→ THE TASK
Scan the lines below for the string "Station" and copy every one that has it.

→ RECORDS

--- --- ---

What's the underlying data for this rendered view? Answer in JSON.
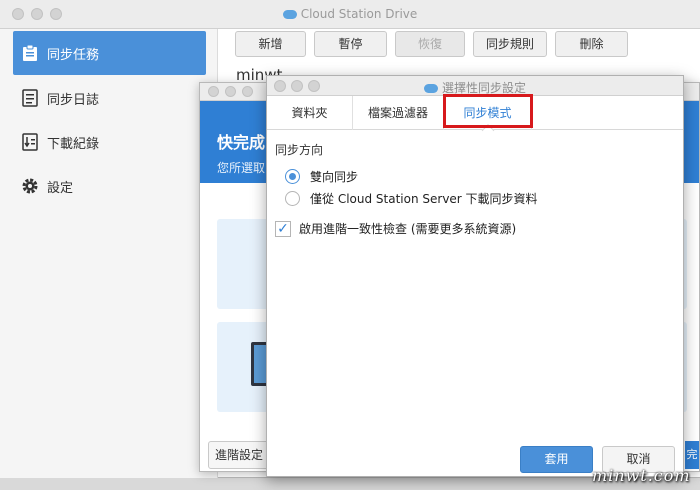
{
  "window": {
    "title": "Cloud Station Drive"
  },
  "sidebar": {
    "items": [
      {
        "label": "同步任務",
        "icon": "clipboard-icon",
        "active": true
      },
      {
        "label": "同步日誌",
        "icon": "log-icon",
        "active": false
      },
      {
        "label": "下載紀錄",
        "icon": "download-log-icon",
        "active": false
      },
      {
        "label": "設定",
        "icon": "gear-icon",
        "active": false
      }
    ]
  },
  "toolbar": {
    "add": "新增",
    "pause": "暫停",
    "resume": "恢復",
    "rules": "同步規則",
    "delete": "刪除"
  },
  "task": {
    "name": "minwt"
  },
  "quick_setup": {
    "title": "快完成",
    "subtitle": "您所選取",
    "advanced_button": "進階設定",
    "next_stub": "完"
  },
  "dialog": {
    "title": "選擇性同步設定",
    "tabs": [
      "資料夾",
      "檔案過濾器",
      "同步模式"
    ],
    "active_tab": "同步模式",
    "section_label": "同步方向",
    "options": [
      {
        "label": "雙向同步",
        "selected": true
      },
      {
        "label": "僅從 Cloud Station Server 下載同步資料",
        "selected": false
      }
    ],
    "consistency_check": {
      "label": "啟用進階一致性檢查 (需要更多系統資源)",
      "checked": true
    },
    "apply": "套用",
    "cancel": "取消"
  },
  "watermark": "minwt.com",
  "colors": {
    "accent": "#4a90d9",
    "highlight": "#d7191c",
    "banner": "#2f7fd4"
  }
}
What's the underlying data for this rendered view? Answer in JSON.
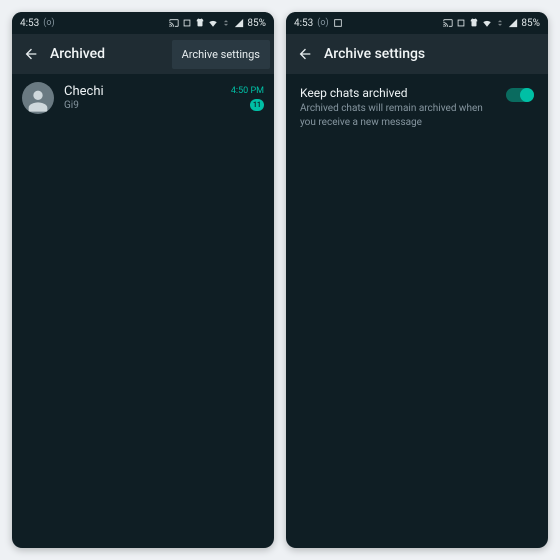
{
  "colors": {
    "bg": "#0f1e24",
    "surface": "#1f2c33",
    "chip": "#2a3942",
    "text": "#e8eef0",
    "muted": "#8696a0",
    "accent": "#00bfa5"
  },
  "left": {
    "status": {
      "time": "4:53",
      "extra": "(o)",
      "battery": "85%"
    },
    "appbar": {
      "title": "Archived",
      "menu": "Archive settings"
    },
    "chats": [
      {
        "name": "Chechi",
        "preview": "Gi9",
        "time": "4:50 PM",
        "unread": "11"
      }
    ]
  },
  "right": {
    "status": {
      "time": "4:53",
      "extra": "(o)",
      "battery": "85%"
    },
    "appbar": {
      "title": "Archive settings"
    },
    "setting": {
      "title": "Keep chats archived",
      "desc": "Archived chats will remain archived when you receive a new message",
      "on": true
    }
  }
}
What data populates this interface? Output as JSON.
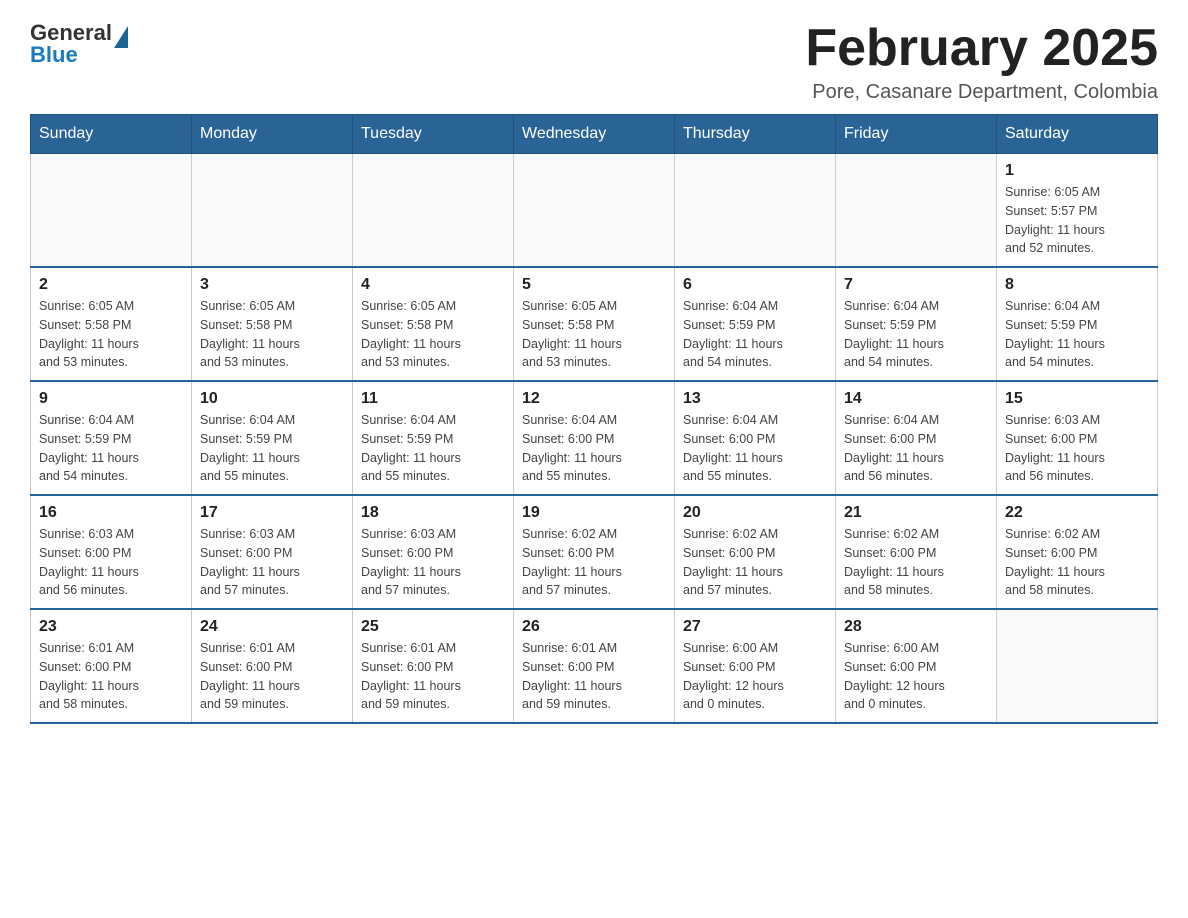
{
  "header": {
    "logo_general": "General",
    "logo_blue": "Blue",
    "title": "February 2025",
    "subtitle": "Pore, Casanare Department, Colombia"
  },
  "days_of_week": [
    "Sunday",
    "Monday",
    "Tuesday",
    "Wednesday",
    "Thursday",
    "Friday",
    "Saturday"
  ],
  "weeks": [
    [
      {
        "day": "",
        "info": ""
      },
      {
        "day": "",
        "info": ""
      },
      {
        "day": "",
        "info": ""
      },
      {
        "day": "",
        "info": ""
      },
      {
        "day": "",
        "info": ""
      },
      {
        "day": "",
        "info": ""
      },
      {
        "day": "1",
        "info": "Sunrise: 6:05 AM\nSunset: 5:57 PM\nDaylight: 11 hours\nand 52 minutes."
      }
    ],
    [
      {
        "day": "2",
        "info": "Sunrise: 6:05 AM\nSunset: 5:58 PM\nDaylight: 11 hours\nand 53 minutes."
      },
      {
        "day": "3",
        "info": "Sunrise: 6:05 AM\nSunset: 5:58 PM\nDaylight: 11 hours\nand 53 minutes."
      },
      {
        "day": "4",
        "info": "Sunrise: 6:05 AM\nSunset: 5:58 PM\nDaylight: 11 hours\nand 53 minutes."
      },
      {
        "day": "5",
        "info": "Sunrise: 6:05 AM\nSunset: 5:58 PM\nDaylight: 11 hours\nand 53 minutes."
      },
      {
        "day": "6",
        "info": "Sunrise: 6:04 AM\nSunset: 5:59 PM\nDaylight: 11 hours\nand 54 minutes."
      },
      {
        "day": "7",
        "info": "Sunrise: 6:04 AM\nSunset: 5:59 PM\nDaylight: 11 hours\nand 54 minutes."
      },
      {
        "day": "8",
        "info": "Sunrise: 6:04 AM\nSunset: 5:59 PM\nDaylight: 11 hours\nand 54 minutes."
      }
    ],
    [
      {
        "day": "9",
        "info": "Sunrise: 6:04 AM\nSunset: 5:59 PM\nDaylight: 11 hours\nand 54 minutes."
      },
      {
        "day": "10",
        "info": "Sunrise: 6:04 AM\nSunset: 5:59 PM\nDaylight: 11 hours\nand 55 minutes."
      },
      {
        "day": "11",
        "info": "Sunrise: 6:04 AM\nSunset: 5:59 PM\nDaylight: 11 hours\nand 55 minutes."
      },
      {
        "day": "12",
        "info": "Sunrise: 6:04 AM\nSunset: 6:00 PM\nDaylight: 11 hours\nand 55 minutes."
      },
      {
        "day": "13",
        "info": "Sunrise: 6:04 AM\nSunset: 6:00 PM\nDaylight: 11 hours\nand 55 minutes."
      },
      {
        "day": "14",
        "info": "Sunrise: 6:04 AM\nSunset: 6:00 PM\nDaylight: 11 hours\nand 56 minutes."
      },
      {
        "day": "15",
        "info": "Sunrise: 6:03 AM\nSunset: 6:00 PM\nDaylight: 11 hours\nand 56 minutes."
      }
    ],
    [
      {
        "day": "16",
        "info": "Sunrise: 6:03 AM\nSunset: 6:00 PM\nDaylight: 11 hours\nand 56 minutes."
      },
      {
        "day": "17",
        "info": "Sunrise: 6:03 AM\nSunset: 6:00 PM\nDaylight: 11 hours\nand 57 minutes."
      },
      {
        "day": "18",
        "info": "Sunrise: 6:03 AM\nSunset: 6:00 PM\nDaylight: 11 hours\nand 57 minutes."
      },
      {
        "day": "19",
        "info": "Sunrise: 6:02 AM\nSunset: 6:00 PM\nDaylight: 11 hours\nand 57 minutes."
      },
      {
        "day": "20",
        "info": "Sunrise: 6:02 AM\nSunset: 6:00 PM\nDaylight: 11 hours\nand 57 minutes."
      },
      {
        "day": "21",
        "info": "Sunrise: 6:02 AM\nSunset: 6:00 PM\nDaylight: 11 hours\nand 58 minutes."
      },
      {
        "day": "22",
        "info": "Sunrise: 6:02 AM\nSunset: 6:00 PM\nDaylight: 11 hours\nand 58 minutes."
      }
    ],
    [
      {
        "day": "23",
        "info": "Sunrise: 6:01 AM\nSunset: 6:00 PM\nDaylight: 11 hours\nand 58 minutes."
      },
      {
        "day": "24",
        "info": "Sunrise: 6:01 AM\nSunset: 6:00 PM\nDaylight: 11 hours\nand 59 minutes."
      },
      {
        "day": "25",
        "info": "Sunrise: 6:01 AM\nSunset: 6:00 PM\nDaylight: 11 hours\nand 59 minutes."
      },
      {
        "day": "26",
        "info": "Sunrise: 6:01 AM\nSunset: 6:00 PM\nDaylight: 11 hours\nand 59 minutes."
      },
      {
        "day": "27",
        "info": "Sunrise: 6:00 AM\nSunset: 6:00 PM\nDaylight: 12 hours\nand 0 minutes."
      },
      {
        "day": "28",
        "info": "Sunrise: 6:00 AM\nSunset: 6:00 PM\nDaylight: 12 hours\nand 0 minutes."
      },
      {
        "day": "",
        "info": ""
      }
    ]
  ]
}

--- --- ---

→ RIGHT ANSWER
    "title": "Cloud Station Drive"
        "label": "僅從 Cloud Station Server 下載同步資料",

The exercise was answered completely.